(Data listing)
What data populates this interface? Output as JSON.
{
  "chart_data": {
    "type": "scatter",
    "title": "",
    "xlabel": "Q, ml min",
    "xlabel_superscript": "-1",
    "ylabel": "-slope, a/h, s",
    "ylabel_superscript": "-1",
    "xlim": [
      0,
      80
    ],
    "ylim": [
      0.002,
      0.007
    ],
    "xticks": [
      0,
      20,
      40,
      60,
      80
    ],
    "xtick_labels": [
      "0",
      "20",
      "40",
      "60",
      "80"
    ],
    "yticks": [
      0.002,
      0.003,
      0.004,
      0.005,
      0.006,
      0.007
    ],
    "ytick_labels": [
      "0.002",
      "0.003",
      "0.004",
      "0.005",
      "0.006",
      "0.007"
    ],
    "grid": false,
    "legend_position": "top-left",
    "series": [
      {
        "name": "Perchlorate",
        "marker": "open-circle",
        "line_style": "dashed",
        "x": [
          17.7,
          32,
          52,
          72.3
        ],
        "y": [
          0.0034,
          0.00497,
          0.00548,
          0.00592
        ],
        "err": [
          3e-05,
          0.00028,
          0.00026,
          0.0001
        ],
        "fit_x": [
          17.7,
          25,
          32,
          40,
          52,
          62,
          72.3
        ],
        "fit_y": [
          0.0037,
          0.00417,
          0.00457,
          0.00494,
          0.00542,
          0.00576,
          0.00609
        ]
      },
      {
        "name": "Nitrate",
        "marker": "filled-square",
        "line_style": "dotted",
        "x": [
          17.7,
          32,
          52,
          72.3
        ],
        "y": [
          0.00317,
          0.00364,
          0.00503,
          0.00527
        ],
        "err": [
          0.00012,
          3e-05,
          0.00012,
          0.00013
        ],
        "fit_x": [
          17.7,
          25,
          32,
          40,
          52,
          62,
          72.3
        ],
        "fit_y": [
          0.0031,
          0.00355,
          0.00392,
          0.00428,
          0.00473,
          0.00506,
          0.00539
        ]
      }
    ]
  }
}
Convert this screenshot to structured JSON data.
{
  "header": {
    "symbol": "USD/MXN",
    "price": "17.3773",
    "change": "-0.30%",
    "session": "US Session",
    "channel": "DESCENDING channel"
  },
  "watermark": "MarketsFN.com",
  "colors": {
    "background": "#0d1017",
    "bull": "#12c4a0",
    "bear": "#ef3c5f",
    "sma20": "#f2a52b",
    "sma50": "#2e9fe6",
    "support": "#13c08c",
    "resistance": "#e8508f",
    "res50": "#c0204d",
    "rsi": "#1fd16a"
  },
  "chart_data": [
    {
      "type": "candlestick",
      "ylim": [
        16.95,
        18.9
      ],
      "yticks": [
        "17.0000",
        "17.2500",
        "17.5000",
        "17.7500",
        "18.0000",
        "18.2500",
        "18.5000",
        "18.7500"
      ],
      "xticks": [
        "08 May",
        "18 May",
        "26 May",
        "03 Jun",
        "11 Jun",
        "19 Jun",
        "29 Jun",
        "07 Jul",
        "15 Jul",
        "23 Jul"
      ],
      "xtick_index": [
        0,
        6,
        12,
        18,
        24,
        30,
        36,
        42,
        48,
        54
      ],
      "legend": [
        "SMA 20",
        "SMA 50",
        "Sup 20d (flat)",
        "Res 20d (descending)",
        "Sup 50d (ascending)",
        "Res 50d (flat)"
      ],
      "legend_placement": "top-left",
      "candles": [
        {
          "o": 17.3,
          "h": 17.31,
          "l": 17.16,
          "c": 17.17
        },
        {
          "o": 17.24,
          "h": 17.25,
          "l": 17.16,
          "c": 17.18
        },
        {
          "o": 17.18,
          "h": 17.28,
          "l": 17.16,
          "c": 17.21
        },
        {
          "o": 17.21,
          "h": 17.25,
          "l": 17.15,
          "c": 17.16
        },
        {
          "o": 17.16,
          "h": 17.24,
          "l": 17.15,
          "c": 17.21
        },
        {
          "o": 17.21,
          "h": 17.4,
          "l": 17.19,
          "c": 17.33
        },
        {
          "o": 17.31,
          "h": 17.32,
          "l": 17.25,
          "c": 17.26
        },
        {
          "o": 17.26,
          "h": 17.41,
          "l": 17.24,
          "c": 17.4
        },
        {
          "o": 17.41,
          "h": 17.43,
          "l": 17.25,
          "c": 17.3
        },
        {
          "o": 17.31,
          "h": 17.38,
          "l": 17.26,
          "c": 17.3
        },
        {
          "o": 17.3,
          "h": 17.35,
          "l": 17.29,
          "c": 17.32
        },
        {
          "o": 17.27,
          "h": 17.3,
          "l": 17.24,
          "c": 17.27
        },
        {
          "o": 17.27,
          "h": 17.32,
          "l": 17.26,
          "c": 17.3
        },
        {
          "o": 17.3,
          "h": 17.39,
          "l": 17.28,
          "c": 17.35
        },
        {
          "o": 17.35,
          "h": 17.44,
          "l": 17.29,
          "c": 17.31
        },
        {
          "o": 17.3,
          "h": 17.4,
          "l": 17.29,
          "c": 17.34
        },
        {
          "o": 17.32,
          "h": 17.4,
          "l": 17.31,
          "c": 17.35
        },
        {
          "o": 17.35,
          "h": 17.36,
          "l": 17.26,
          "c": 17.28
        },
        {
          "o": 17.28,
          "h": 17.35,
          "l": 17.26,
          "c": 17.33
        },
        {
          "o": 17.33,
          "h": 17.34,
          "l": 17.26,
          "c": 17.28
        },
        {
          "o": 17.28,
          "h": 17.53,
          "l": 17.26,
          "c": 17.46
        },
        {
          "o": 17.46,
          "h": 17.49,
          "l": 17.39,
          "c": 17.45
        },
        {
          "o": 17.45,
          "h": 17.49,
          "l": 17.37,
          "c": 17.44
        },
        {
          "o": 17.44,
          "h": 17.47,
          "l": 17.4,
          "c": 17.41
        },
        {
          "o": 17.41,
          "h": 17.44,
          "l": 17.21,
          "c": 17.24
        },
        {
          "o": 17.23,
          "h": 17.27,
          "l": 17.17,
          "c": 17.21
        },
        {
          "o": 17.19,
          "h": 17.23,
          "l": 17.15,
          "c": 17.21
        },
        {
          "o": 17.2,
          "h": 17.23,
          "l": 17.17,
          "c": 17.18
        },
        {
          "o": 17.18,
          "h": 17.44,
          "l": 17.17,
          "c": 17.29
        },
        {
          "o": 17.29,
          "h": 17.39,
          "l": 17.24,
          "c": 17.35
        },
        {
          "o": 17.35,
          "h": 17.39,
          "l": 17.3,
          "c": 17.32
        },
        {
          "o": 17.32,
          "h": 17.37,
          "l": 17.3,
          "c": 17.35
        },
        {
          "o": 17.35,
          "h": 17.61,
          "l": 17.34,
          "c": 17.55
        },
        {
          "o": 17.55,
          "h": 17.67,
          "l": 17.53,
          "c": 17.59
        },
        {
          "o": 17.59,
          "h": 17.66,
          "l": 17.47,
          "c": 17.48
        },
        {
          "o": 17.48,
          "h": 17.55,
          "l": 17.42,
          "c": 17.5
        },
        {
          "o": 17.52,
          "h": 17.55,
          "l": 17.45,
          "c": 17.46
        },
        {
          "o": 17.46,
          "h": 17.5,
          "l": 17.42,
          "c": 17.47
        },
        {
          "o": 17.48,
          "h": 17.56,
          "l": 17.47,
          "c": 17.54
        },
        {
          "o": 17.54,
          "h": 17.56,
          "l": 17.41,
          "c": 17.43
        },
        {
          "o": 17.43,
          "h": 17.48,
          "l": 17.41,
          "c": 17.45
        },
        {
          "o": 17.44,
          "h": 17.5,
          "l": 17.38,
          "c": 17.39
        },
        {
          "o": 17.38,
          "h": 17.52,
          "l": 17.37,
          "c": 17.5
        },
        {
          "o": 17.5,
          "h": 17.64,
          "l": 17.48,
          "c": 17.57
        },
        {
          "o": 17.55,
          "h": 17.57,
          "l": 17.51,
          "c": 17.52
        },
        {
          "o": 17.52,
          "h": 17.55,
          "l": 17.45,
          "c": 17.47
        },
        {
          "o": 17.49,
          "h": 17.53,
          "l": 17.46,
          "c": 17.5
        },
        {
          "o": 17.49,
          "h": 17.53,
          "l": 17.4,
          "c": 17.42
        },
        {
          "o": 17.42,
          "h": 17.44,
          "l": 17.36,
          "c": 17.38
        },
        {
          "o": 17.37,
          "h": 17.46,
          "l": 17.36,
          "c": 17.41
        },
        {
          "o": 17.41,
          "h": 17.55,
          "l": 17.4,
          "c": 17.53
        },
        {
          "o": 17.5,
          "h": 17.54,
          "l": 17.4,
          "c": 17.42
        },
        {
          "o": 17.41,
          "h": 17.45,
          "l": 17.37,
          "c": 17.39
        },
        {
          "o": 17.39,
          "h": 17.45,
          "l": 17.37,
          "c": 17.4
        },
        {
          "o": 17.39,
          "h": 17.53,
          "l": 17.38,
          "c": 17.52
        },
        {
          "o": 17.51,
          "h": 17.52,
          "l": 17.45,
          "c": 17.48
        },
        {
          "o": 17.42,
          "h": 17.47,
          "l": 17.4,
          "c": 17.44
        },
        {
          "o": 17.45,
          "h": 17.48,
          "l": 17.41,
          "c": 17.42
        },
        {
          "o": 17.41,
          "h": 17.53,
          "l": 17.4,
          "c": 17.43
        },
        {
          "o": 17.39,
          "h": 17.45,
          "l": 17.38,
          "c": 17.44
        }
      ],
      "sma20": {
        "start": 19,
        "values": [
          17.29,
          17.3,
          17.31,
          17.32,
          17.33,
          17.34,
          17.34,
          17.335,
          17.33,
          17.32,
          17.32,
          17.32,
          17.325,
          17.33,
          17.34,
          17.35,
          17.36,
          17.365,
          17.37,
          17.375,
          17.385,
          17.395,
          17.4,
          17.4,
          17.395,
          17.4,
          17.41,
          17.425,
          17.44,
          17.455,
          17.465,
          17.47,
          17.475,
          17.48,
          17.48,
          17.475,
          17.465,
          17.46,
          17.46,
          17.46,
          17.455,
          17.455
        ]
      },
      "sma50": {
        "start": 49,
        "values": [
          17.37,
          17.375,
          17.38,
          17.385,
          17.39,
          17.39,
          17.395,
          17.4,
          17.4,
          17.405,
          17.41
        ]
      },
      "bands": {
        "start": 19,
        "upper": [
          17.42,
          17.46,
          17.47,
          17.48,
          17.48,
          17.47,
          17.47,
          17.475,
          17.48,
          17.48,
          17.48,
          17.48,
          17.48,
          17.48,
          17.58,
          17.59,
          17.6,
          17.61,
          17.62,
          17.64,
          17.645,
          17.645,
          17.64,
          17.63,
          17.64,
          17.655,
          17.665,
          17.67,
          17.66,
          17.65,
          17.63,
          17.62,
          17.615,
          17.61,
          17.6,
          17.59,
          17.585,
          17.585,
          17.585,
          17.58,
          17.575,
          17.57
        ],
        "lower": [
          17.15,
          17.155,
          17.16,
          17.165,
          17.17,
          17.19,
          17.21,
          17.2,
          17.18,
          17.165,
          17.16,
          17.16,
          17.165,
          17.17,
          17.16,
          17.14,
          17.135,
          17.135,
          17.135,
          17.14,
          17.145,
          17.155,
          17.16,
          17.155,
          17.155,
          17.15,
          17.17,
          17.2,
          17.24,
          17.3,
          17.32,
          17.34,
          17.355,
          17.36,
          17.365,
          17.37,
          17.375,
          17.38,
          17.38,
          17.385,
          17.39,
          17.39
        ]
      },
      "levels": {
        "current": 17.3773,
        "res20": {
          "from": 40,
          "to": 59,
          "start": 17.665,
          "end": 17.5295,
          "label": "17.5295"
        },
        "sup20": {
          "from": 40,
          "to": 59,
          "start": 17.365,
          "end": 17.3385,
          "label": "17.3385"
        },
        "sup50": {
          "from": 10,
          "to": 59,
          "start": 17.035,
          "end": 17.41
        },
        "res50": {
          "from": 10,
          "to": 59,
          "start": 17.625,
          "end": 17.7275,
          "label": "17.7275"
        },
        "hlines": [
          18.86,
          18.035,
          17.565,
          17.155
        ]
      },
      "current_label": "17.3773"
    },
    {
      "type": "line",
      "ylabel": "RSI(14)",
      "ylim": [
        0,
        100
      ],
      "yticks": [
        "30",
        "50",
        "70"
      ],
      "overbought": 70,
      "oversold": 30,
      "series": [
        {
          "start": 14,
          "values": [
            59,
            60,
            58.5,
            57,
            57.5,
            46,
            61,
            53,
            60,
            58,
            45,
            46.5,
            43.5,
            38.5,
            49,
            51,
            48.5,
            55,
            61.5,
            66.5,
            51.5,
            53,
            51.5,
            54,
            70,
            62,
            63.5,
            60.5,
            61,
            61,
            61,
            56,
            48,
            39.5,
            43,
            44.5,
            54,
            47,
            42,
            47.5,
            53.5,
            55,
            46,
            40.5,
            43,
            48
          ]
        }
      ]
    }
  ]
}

[WHAT TO DO] Identify and copy lines that hold the string "JSON".

[FINISHED EXERCISE]
What data populates this interface? Output as JSON.
Convert this screenshot to structured JSON data.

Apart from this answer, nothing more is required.